WORK TO DO: Leave out the pictures and copy everything else in the entries exactly.

Saved entries:

****************

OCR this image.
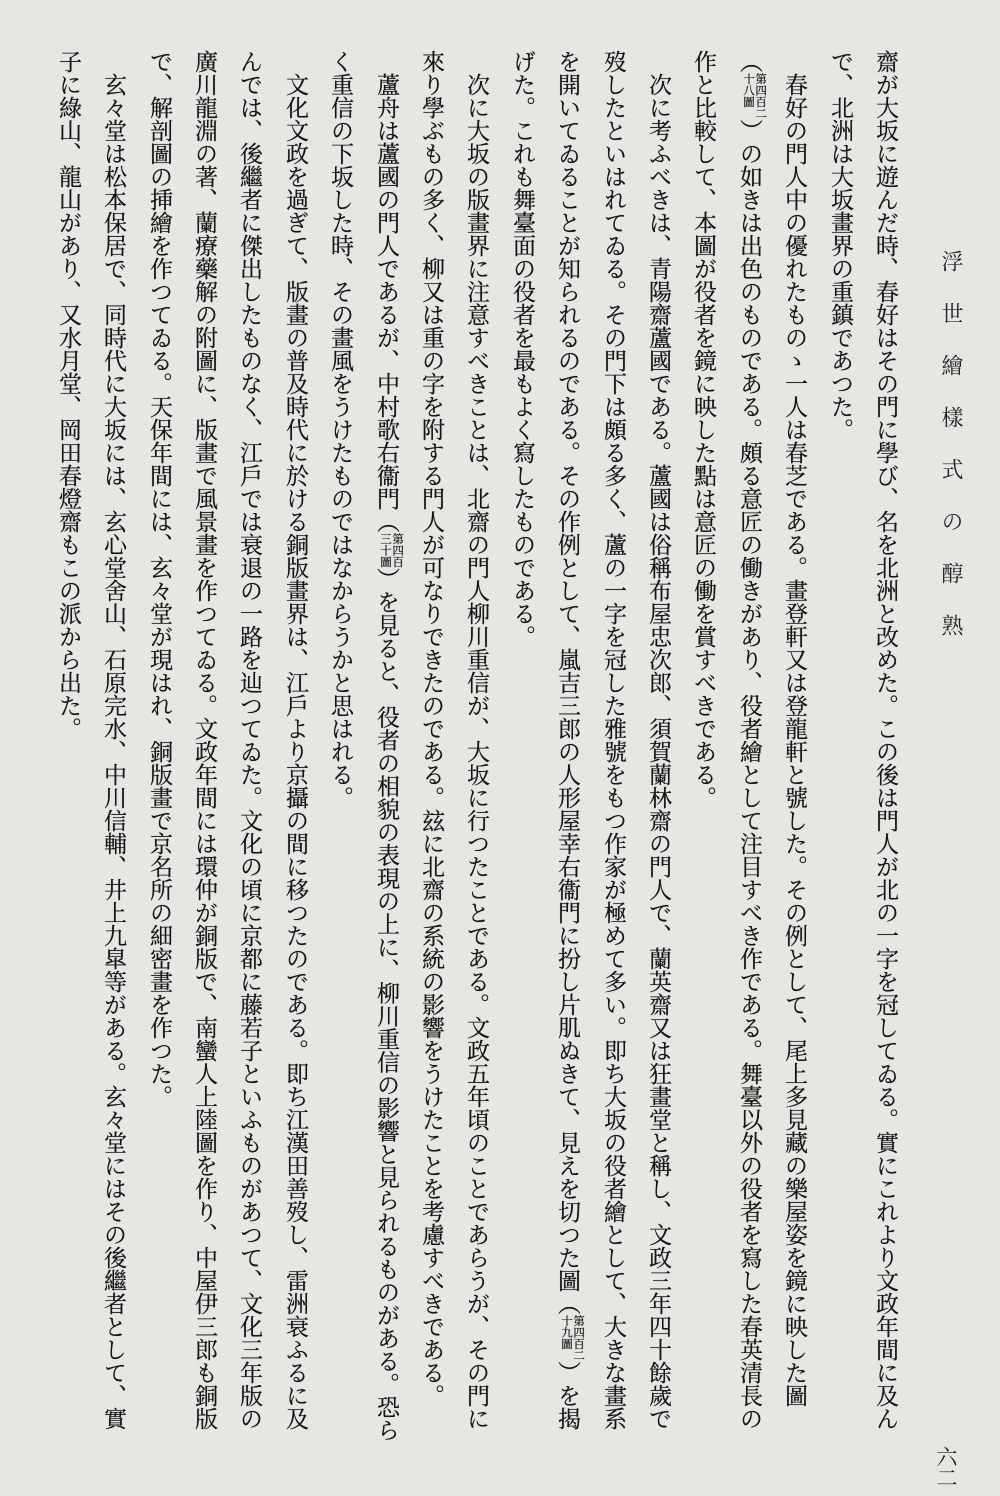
浮世繪樣式の醇熟
六二
齋が大坂に遊んだ時、春好はその門に學び、名を北洲と改めた。この後は門人が北の一字を冠してゐる。實にこれより文政年間に及ん
で、北洲は大坂畫界の重鎮であつた。
春好の門人中の優れたものゝ一人は春芝である。畫登軒又は登龍軒と號した。その例として、尾上多見藏の樂屋姿を鏡に映した圖
（
第四百二
十八圖
）の如きは出色のものである。頗る意匠の働きがあり、役者繪として注目すべき作である。舞臺以外の役者を寫した春英清長の
作と比較して、本圖が役者を鏡に映した點は意匠の働を賞すべきである。
次に考ふべきは、青陽齋蘆國である。蘆國は俗稱布屋忠次郎、須賀蘭林齋の門人で、蘭英齋又は狂畫堂と稱し、文政三年四十餘歲で
歿したといはれてゐる。その門下は頗る多く、蘆の一字を冠した雅號をもつ作家が極めて多い。即ち大坂の役者繪として、大きな畫系
を開いてゐることが知られるのである。その作例として、嵐吉三郎の人形屋幸右衞門に扮し片肌ぬきて、見えを切つた圖（
第四百二
十九圖
）を揭
げた。これも舞臺面の役者を最もよく寫したものである。
次に大坂の版畫界に注意すべきことは、北齋の門人柳川重信が、大坂に行つたことである。文政五年頃のことであらうが、その門に
來り學ぶもの多く、柳又は重の字を附する門人が可なりできたのである。玆に北齋の系統の影響をうけたことを考慮すべきである。
蘆舟は蘆國の門人であるが、中村歌右衞門（
第四百
三十圖
）を見ると、役者の相貌の表現の上に、柳川重信の影響と見られるものがある。恐ら
く重信の下坂した時、その畫風をうけたものではなからうかと思はれる。
文化文政を過ぎて、版畫の普及時代に於ける銅版畫界は、江戶より京攝の間に移つたのである。即ち江漢田善歿し、雷洲衰ふるに及
んでは、後繼者に傑出したものなく、江戶では衰退の一路を辿つてゐた。文化の頃に京都に藤若子といふものがあつて、文化三年版の
廣川龍淵の著、蘭療藥解の附圖に、版畫で風景畫を作つてゐる。文政年間には環仲が銅版で、南蠻人上陸圖を作り、中屋伊三郎も銅版
で、解剖圖の挿繪を作つてゐる。天保年間には、玄々堂が現はれ、銅版畫で京名所の細密畫を作つた。
玄々堂は松本保居で、同時代に大坂には、玄心堂舍山、石原完水、中川信輔、井上九皐等がある。玄々堂にはその後繼者として、實
子に綠山、龍山があり、又水月堂、岡田春燈齋もこの派から出た。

****************

RESULT OF THIS TASK:
OCR this image.
浮世繪樣式の醇熟
六二
齋が大坂に遊んだ時、春好はその門に學び、名を北洲と改めた。この後は門人が北の一字を冠してゐる。實にこれより文政年間に及ん
で、北洲は大坂畫界の重鎮であつた。
春好の門人中の優れたものゝ一人は春芝である。畫登軒又は登龍軒と號した。その例として、尾上多見藏の樂屋姿を鏡に映した圖
（
第四百二
十八圖
）の如きは出色のものである。頗る意匠の働きがあり、役者繪として注目すべき作である。舞臺以外の役者を寫した春英清長の
作と比較して、本圖が役者を鏡に映した點は意匠の働を賞すべきである。
次に考ふべきは、青陽齋蘆國である。蘆國は俗稱布屋忠次郎、須賀蘭林齋の門人で、蘭英齋又は狂畫堂と稱し、文政三年四十餘歲で
歿したといはれてゐる。その門下は頗る多く、蘆の一字を冠した雅號をもつ作家が極めて多い。即ち大坂の役者繪として、大きな畫系
を開いてゐることが知られるのである。その作例として、嵐吉三郎の人形屋幸右衞門に扮し片肌ぬきて、見えを切つた圖（
第四百二
十九圖
）を揭
げた。これも舞臺面の役者を最もよく寫したものである。
次に大坂の版畫界に注意すべきことは、北齋の門人柳川重信が、大坂に行つたことである。文政五年頃のことであらうが、その門に
來り學ぶもの多く、柳又は重の字を附する門人が可なりできたのである。玆に北齋の系統の影響をうけたことを考慮すべきである。
蘆舟は蘆國の門人であるが、中村歌右衞門（
第四百
三十圖
）を見ると、役者の相貌の表現の上に、柳川重信の影響と見られるものがある。恐ら
く重信の下坂した時、その畫風をうけたものではなからうかと思はれる。
文化文政を過ぎて、版畫の普及時代に於ける銅版畫界は、江戶より京攝の間に移つたのである。即ち江漢田善歿し、雷洲衰ふるに及
んでは、後繼者に傑出したものなく、江戶では衰退の一路を辿つてゐた。文化の頃に京都に藤若子といふものがあつて、文化三年版の
廣川龍淵の著、蘭療藥解の附圖に、版畫で風景畫を作つてゐる。文政年間には環仲が銅版で、南蠻人上陸圖を作り、中屋伊三郎も銅版
で、解剖圖の挿繪を作つてゐる。天保年間には、玄々堂が現はれ、銅版畫で京名所の細密畫を作つた。
玄々堂は松本保居で、同時代に大坂には、玄心堂舍山、石原完水、中川信輔、井上九皐等がある。玄々堂にはその後繼者として、實
子に綠山、龍山があり、又水月堂、岡田春燈齋もこの派から出た。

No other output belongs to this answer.